TASK 1 → In the excerpt on the brain's reward system, which features of a reward (drug) are the "sensorial" paradigms designed to elicit responses to?
TASK 2 → Summarize the excerpt on the brain's reward system in two sentences.
TASK 3 → From the excerpt on the brain's reward system, reproduce the passage from "The mammalian brain’s" to "brain reward pathways.".

*** Opening DOCUMENT SECTION ***

Missing motoric manipulations: rethinking the imaging of the ventral striatum and dopamine in human reward

David A Kareken 1
PMCID: PMC6062482  NIHMSID: NIHMS937861  PMID: 29374354

Abstract

Human neuroimaging studies of natural rewards and drugs of abuse frequently assay the brain’s response to stimuli that, through Pavlovian learning, have come to be associated with a drug’s rewarding properties. This might be characterized as a ‘sensorial’ view of the brain’s reward system, insofar as the paradigms are designed to elicit responses to a reward’s (drug’s) sight, aroma, or flavor. A different field of research nevertheless suggests that the mesolimbic dopamine system may also be critically involved in the motor behaviors provoked by such stimuli. This brief review and commentary surveys some of the preclinical data supporting this more “efferent” (motoric) view of the brain’s reward system, and discusses what such findings might mean for how human brain imaging studies of natural rewards and drugs of abuse are designed.

The mammalian brain’s reward system is critical in the search for food and survival. Distortion of this circuitry is also believed to play a key role in the development of (and perhaps resistance to) drug addiction (Haber & Knutson, 2010; Koob & Volkow, 2016). For this reason, a large body of research in both human and animal behavioral neuroscience has targeted brain reward pathways.

*** Closing DOCUMENT SECTION ***
*** Opening DATA SUPPLIED ***

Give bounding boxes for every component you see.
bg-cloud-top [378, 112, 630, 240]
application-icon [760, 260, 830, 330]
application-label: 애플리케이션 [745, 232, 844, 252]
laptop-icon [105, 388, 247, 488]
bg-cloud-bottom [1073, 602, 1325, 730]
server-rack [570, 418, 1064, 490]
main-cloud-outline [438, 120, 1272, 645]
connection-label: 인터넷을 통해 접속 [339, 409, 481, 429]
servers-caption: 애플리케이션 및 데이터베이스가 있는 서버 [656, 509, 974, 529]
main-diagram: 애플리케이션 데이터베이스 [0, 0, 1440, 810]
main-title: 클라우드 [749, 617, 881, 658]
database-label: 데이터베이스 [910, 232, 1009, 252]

*** Closing DATA SUPPLIED ***

ANSWER AREA 1 → They are designed to elicit responses to a reward's (drug's) sight, aroma, or flavor.

ANSWER AREA 2 → Human neuroimaging studies of natural rewards and drugs of abuse often measure the brain's response to drug-associated stimuli, a "sensorial" view of the reward system, but other research suggests the mesolimbic dopamine system may also be critically involved in the motor behaviors those stimuli provoke. The review surveys preclinical data supporting this "efferent" (motoric) view and discusses what it might mean for how human imaging studies are designed, noting that the reward system matters for food-seeking and survival and that its distortion is believed to play a key role in drug addiction.

ANSWER AREA 3 →
The mammalian brain’s reward system is critical in the search for food and survival. Distortion of this circuitry is also believed to play a key role in the development of (and perhaps resistance to) drug addiction (Haber & Knutson, 2010; Koob & Volkow, 2016). For this reason, a large body of research in both human and animal behavioral neuroscience has targeted brain reward pathways.